◆ Written exercise: Omit any picture, and return the remaining data exactly as written.
════
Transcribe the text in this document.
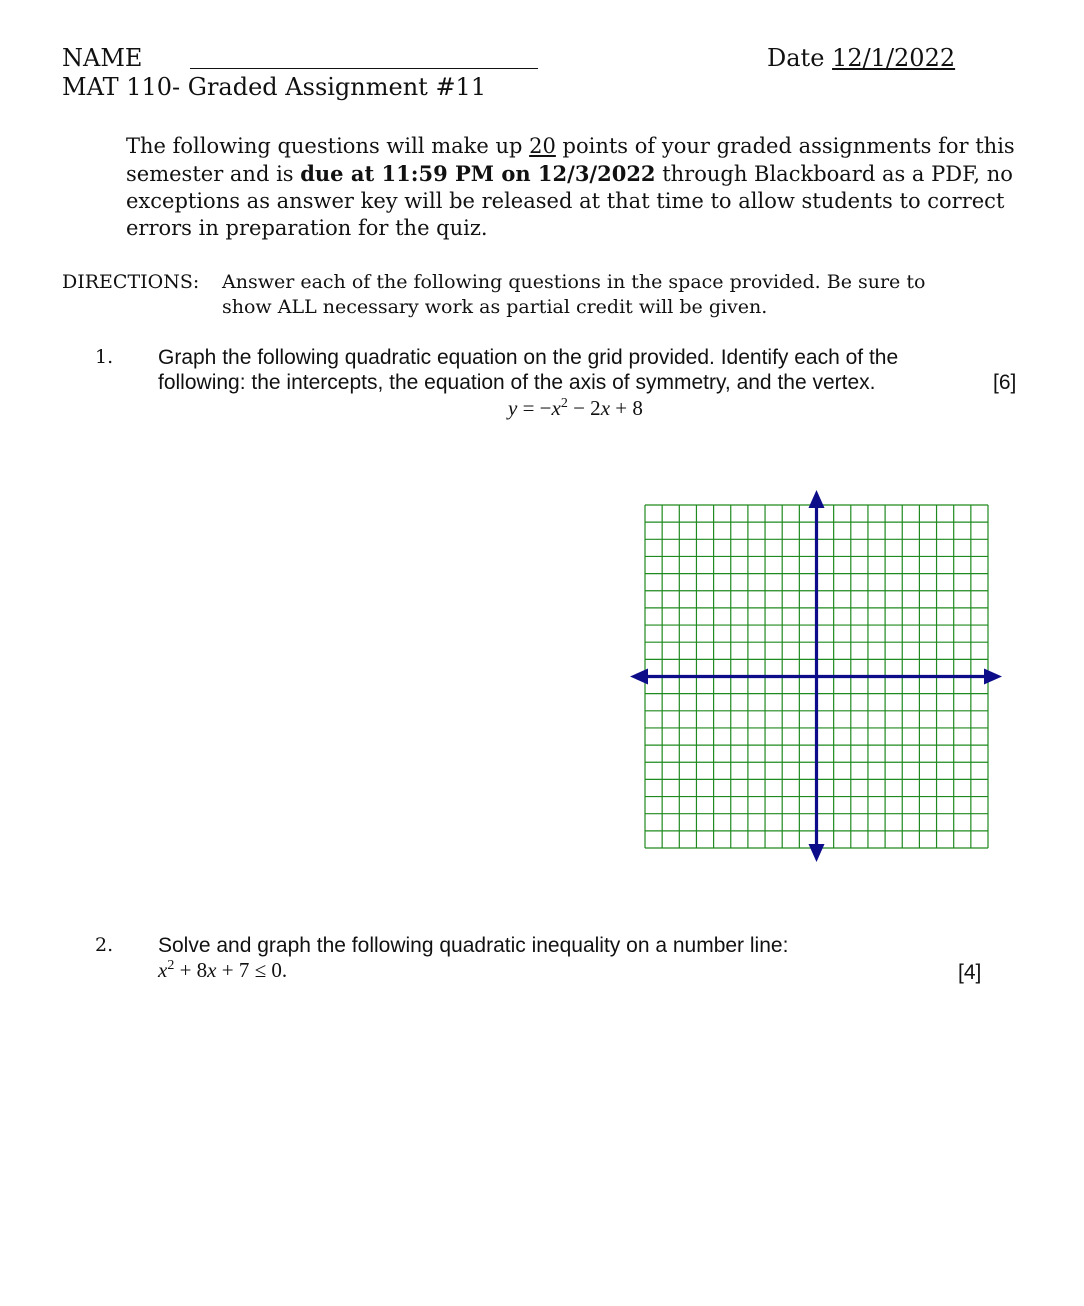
NAME	Date 12/1/2022
MAT 110- Graded Assignment #11
The following questions will make up 20 points of your graded assignments for this semester and is due at 11:59 PM on 12/3/2022 through Blackboard as a PDF, no exceptions as answer key will be released at that time to allow students to correct errors in preparation for the quiz.
DIRECTIONS: Answer each of the following questions in the space provided. Be sure to
show ALL necessary work as partial credit will be given.
1. Graph the following quadratic equation on the grid provided. Identify each of the
following: the intercepts, the equation of the axis of symmetry, and the vertex.	[6]
$y = -x^2 - 2x + 8$
2. Solve and graph the following quadratic inequality on a number line:
$x^2 + 8x + 7 \le 0$.	[4]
════
◆ Expected answer:
Transcribe the text in this document.
NAME	Date 12/1/2022
MAT 110- Graded Assignment #11
The following questions will make up 20 points of your graded assignments for this semester and is due at 11:59 PM on 12/3/2022 through Blackboard as a PDF, no exceptions as answer key will be released at that time to allow students to correct errors in preparation for the quiz.
DIRECTIONS: Answer each of the following questions in the space provided. Be sure to
show ALL necessary work as partial credit will be given.
1. Graph the following quadratic equation on the grid provided. Identify each of the
following: the intercepts, the equation of the axis of symmetry, and the vertex.	[6]
$y = -x^2 - 2x + 8$
2. Solve and graph the following quadratic inequality on a number line:
$x^2 + 8x + 7 \le 0$.	[4]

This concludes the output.